* [Prompt] Read the material below. Count the lines containing "title" and give that count alone.

* [Supplied entries]
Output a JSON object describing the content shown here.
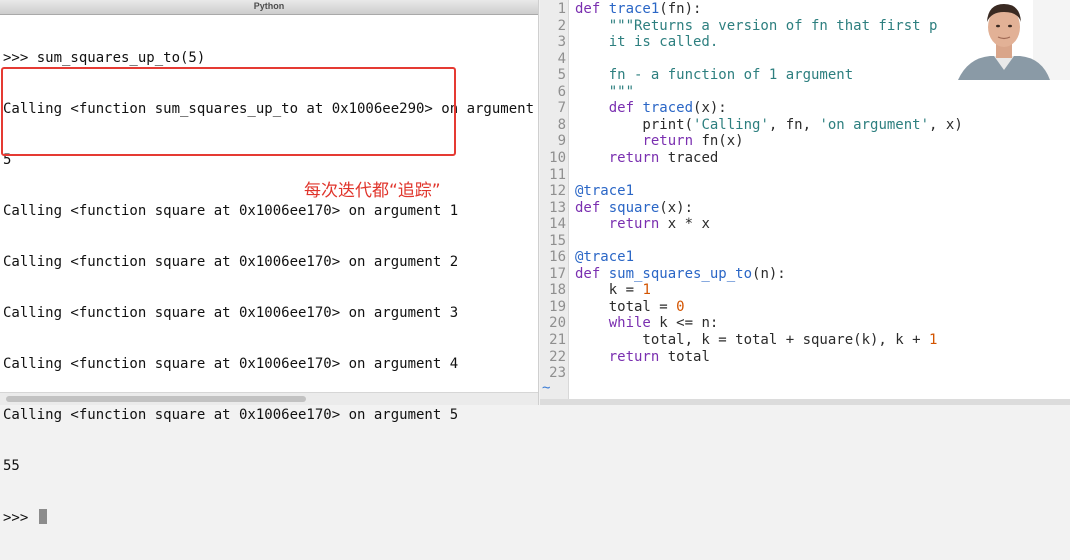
{
  "terminal": {
    "title": "Python",
    "lines": [
      ">>> sum_squares_up_to(5)",
      "Calling <function sum_squares_up_to at 0x1006ee290> on argument",
      "5",
      "Calling <function square at 0x1006ee170> on argument 1",
      "Calling <function square at 0x1006ee170> on argument 2",
      "Calling <function square at 0x1006ee170> on argument 3",
      "Calling <function square at 0x1006ee170> on argument 4",
      "Calling <function square at 0x1006ee170> on argument 5",
      "55",
      ">>> "
    ]
  },
  "annotation": "每次迭代都“追踪”",
  "editor": {
    "lines": [
      {
        "n": "1",
        "t": [
          [
            "kw",
            "def "
          ],
          [
            "fn",
            "trace1"
          ],
          [
            "pl",
            "(fn):"
          ]
        ]
      },
      {
        "n": "2",
        "t": [
          [
            "str",
            "    \"\"\"Returns a version of fn that first pri"
          ]
        ]
      },
      {
        "n": "3",
        "t": [
          [
            "str",
            "    it is called."
          ]
        ]
      },
      {
        "n": "4",
        "t": []
      },
      {
        "n": "5",
        "t": [
          [
            "str",
            "    fn - a function of 1 argument"
          ]
        ]
      },
      {
        "n": "6",
        "t": [
          [
            "str",
            "    \"\"\""
          ]
        ]
      },
      {
        "n": "7",
        "t": [
          [
            "pl",
            "    "
          ],
          [
            "kw",
            "def "
          ],
          [
            "fn",
            "traced"
          ],
          [
            "pl",
            "(x):"
          ]
        ]
      },
      {
        "n": "8",
        "t": [
          [
            "pl",
            "        print("
          ],
          [
            "str",
            "'Calling'"
          ],
          [
            "pl",
            ", fn, "
          ],
          [
            "str",
            "'on argument'"
          ],
          [
            "pl",
            ", x)"
          ]
        ]
      },
      {
        "n": "9",
        "t": [
          [
            "pl",
            "        "
          ],
          [
            "kw",
            "return "
          ],
          [
            "pl",
            "fn(x)"
          ]
        ]
      },
      {
        "n": "10",
        "t": [
          [
            "pl",
            "    "
          ],
          [
            "kw",
            "return "
          ],
          [
            "pl",
            "traced"
          ]
        ]
      },
      {
        "n": "11",
        "t": []
      },
      {
        "n": "12",
        "t": [
          [
            "dec",
            "@trace1"
          ]
        ]
      },
      {
        "n": "13",
        "t": [
          [
            "kw",
            "def "
          ],
          [
            "fn",
            "square"
          ],
          [
            "pl",
            "(x):"
          ]
        ]
      },
      {
        "n": "14",
        "t": [
          [
            "pl",
            "    "
          ],
          [
            "kw",
            "return "
          ],
          [
            "pl",
            "x * x"
          ]
        ]
      },
      {
        "n": "15",
        "t": []
      },
      {
        "n": "16",
        "t": [
          [
            "dec",
            "@trace1"
          ]
        ]
      },
      {
        "n": "17",
        "t": [
          [
            "kw",
            "def "
          ],
          [
            "fn",
            "sum_squares_up_to"
          ],
          [
            "pl",
            "(n):"
          ]
        ]
      },
      {
        "n": "18",
        "t": [
          [
            "pl",
            "    k = "
          ],
          [
            "num",
            "1"
          ]
        ]
      },
      {
        "n": "19",
        "t": [
          [
            "pl",
            "    total = "
          ],
          [
            "num",
            "0"
          ]
        ]
      },
      {
        "n": "20",
        "t": [
          [
            "pl",
            "    "
          ],
          [
            "kw",
            "while "
          ],
          [
            "pl",
            "k <= n:"
          ]
        ]
      },
      {
        "n": "21",
        "t": [
          [
            "pl",
            "        total, k = total + square(k), k + "
          ],
          [
            "num",
            "1"
          ]
        ]
      },
      {
        "n": "22",
        "t": [
          [
            "pl",
            "    "
          ],
          [
            "kw",
            "return "
          ],
          [
            "pl",
            "total"
          ]
        ]
      },
      {
        "n": "23",
        "t": []
      }
    ],
    "tilde": "~"
  },
  "webcam": {
    "icon": "person-video-icon"
  }
}
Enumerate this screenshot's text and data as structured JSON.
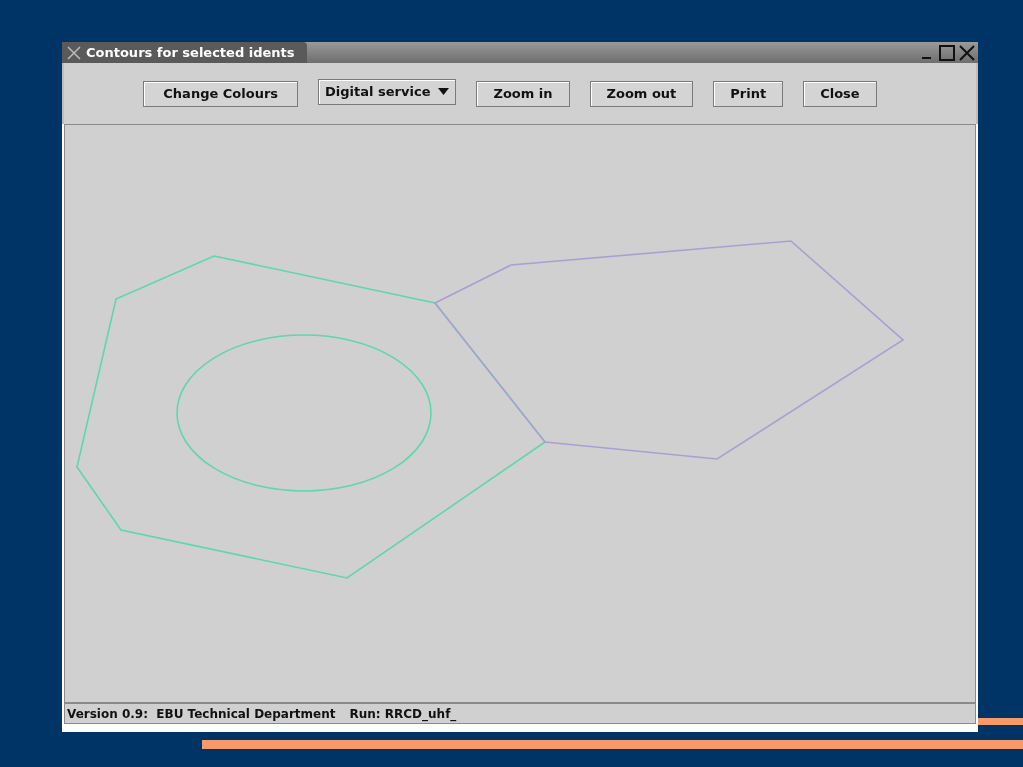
{
  "window": {
    "title": "Contours for selected idents"
  },
  "toolbar": [
    {
      "kind": "button",
      "label": "Change Colours"
    },
    {
      "kind": "dropdown",
      "label": "Digital service"
    },
    {
      "kind": "button",
      "label": "Zoom in"
    },
    {
      "kind": "button",
      "label": "Zoom out"
    },
    {
      "kind": "button",
      "label": "Print"
    },
    {
      "kind": "button",
      "label": "Close"
    }
  ],
  "status_bar": {
    "version": "Version 0.9:  EBU Technical Department",
    "run": "Run: RRCD_uhf_"
  }
}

* [Answer] 2